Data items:
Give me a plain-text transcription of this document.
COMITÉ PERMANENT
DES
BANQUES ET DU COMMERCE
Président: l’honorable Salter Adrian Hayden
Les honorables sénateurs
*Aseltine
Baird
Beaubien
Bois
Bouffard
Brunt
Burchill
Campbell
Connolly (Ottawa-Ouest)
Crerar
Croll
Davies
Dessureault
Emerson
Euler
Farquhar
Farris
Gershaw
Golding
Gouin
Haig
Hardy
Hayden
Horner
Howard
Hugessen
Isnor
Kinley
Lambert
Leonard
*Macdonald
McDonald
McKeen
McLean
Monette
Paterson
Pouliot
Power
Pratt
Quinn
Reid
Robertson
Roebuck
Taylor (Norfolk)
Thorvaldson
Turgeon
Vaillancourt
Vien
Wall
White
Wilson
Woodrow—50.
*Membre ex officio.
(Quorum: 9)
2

==

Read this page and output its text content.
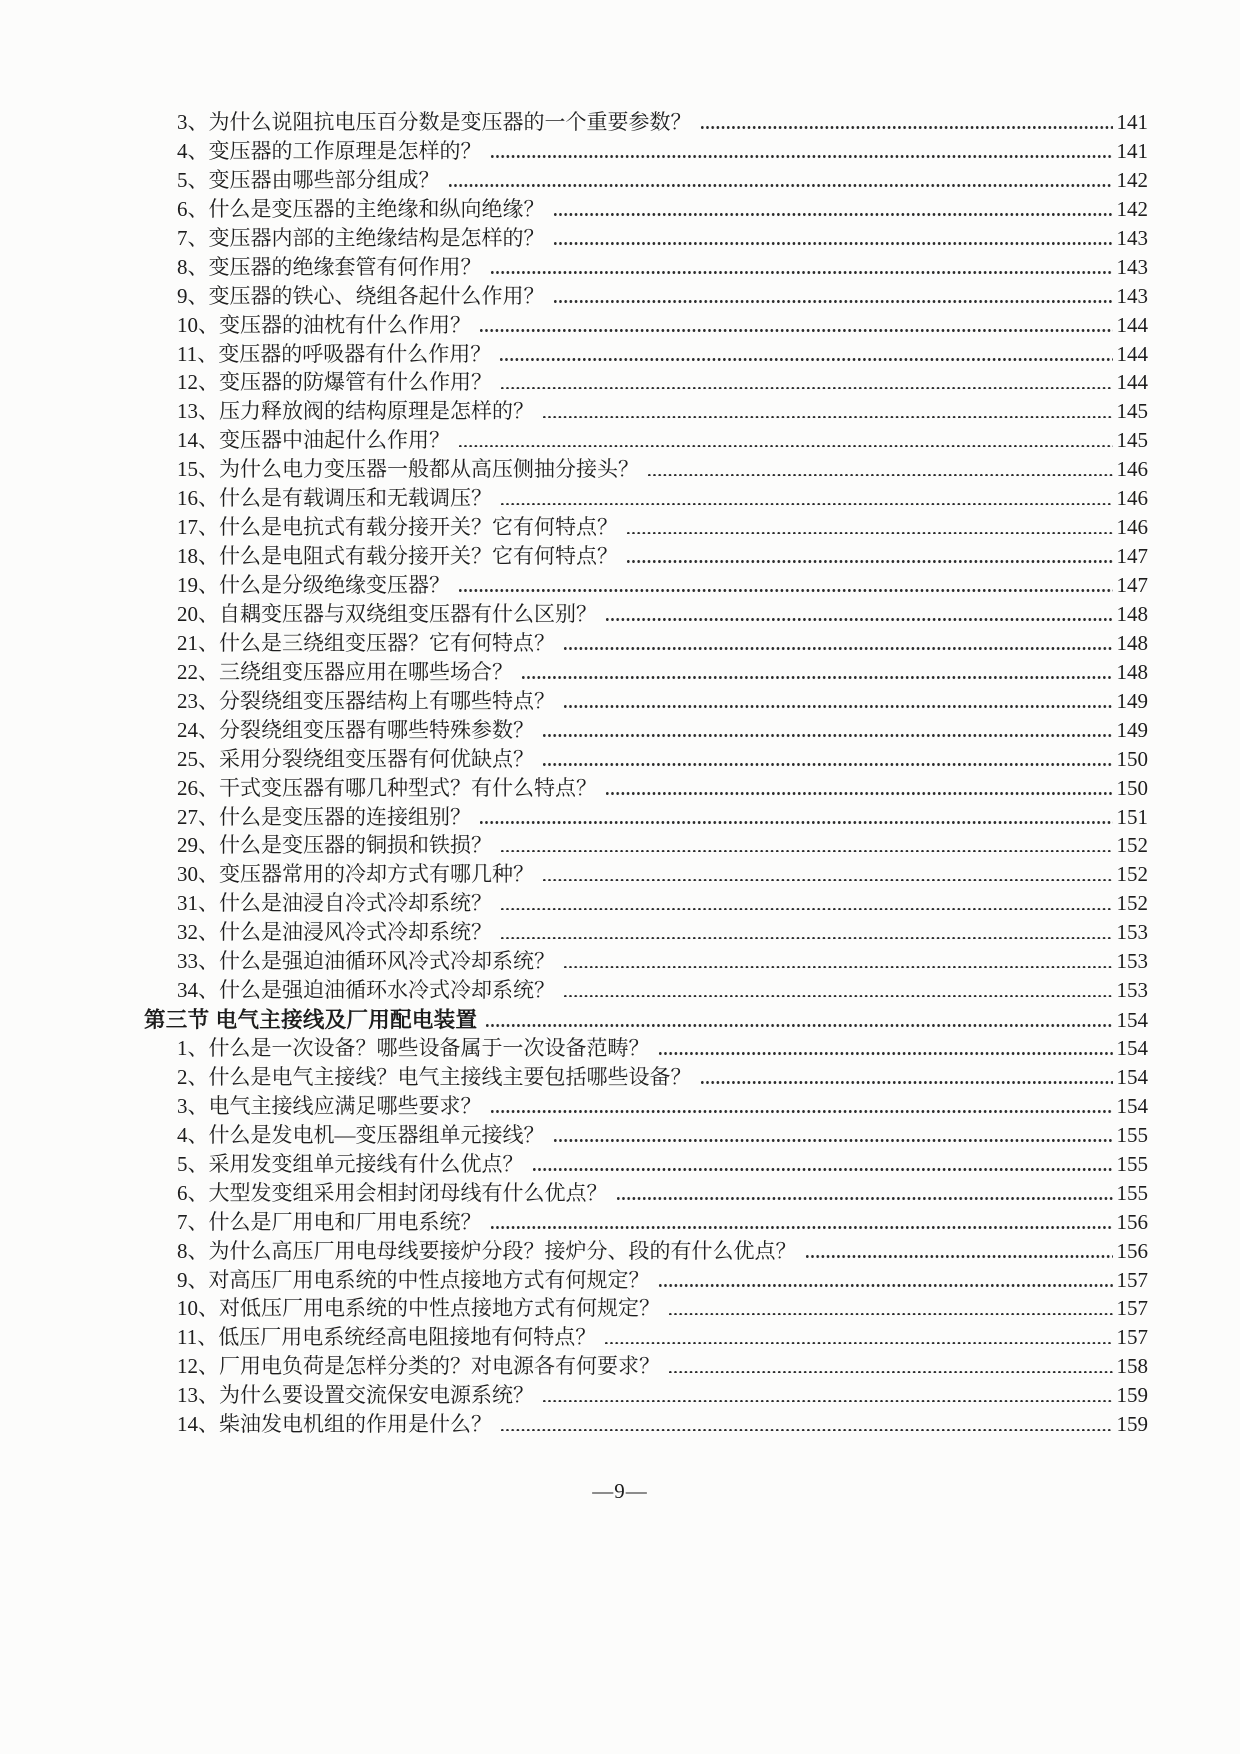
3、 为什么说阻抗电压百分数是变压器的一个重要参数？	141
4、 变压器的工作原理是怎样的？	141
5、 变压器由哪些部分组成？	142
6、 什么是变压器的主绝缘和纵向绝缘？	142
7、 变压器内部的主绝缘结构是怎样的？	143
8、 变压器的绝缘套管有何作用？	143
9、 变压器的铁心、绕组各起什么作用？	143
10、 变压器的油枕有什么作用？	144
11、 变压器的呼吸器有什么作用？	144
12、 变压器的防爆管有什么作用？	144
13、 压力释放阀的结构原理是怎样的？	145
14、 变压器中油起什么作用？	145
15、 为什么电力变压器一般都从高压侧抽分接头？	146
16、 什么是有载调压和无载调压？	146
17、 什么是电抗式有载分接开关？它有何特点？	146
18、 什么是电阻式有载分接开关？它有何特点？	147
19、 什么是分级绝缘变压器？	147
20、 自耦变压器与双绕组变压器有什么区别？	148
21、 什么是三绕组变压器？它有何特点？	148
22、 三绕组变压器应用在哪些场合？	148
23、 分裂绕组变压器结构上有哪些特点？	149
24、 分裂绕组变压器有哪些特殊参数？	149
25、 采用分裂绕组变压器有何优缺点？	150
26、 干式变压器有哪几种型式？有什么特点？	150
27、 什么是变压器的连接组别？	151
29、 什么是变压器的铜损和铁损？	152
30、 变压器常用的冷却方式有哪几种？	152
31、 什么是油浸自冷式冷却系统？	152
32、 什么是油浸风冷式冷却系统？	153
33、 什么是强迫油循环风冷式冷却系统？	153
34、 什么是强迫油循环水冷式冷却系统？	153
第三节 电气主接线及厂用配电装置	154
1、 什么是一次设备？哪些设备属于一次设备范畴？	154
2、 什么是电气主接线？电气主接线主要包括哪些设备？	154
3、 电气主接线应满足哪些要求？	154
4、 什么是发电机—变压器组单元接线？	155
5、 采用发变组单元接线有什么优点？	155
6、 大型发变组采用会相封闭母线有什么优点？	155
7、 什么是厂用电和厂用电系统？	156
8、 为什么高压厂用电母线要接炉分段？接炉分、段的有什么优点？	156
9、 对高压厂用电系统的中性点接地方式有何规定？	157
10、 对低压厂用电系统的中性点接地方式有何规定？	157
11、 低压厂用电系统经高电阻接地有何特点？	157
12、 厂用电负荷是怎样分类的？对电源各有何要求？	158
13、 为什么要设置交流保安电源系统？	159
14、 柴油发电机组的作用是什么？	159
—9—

▸ Given problem: Identify and copy lines that hold the string "text".

▸ The response:
Give me a plain-text transcription of this document.
Read this page and output its text content.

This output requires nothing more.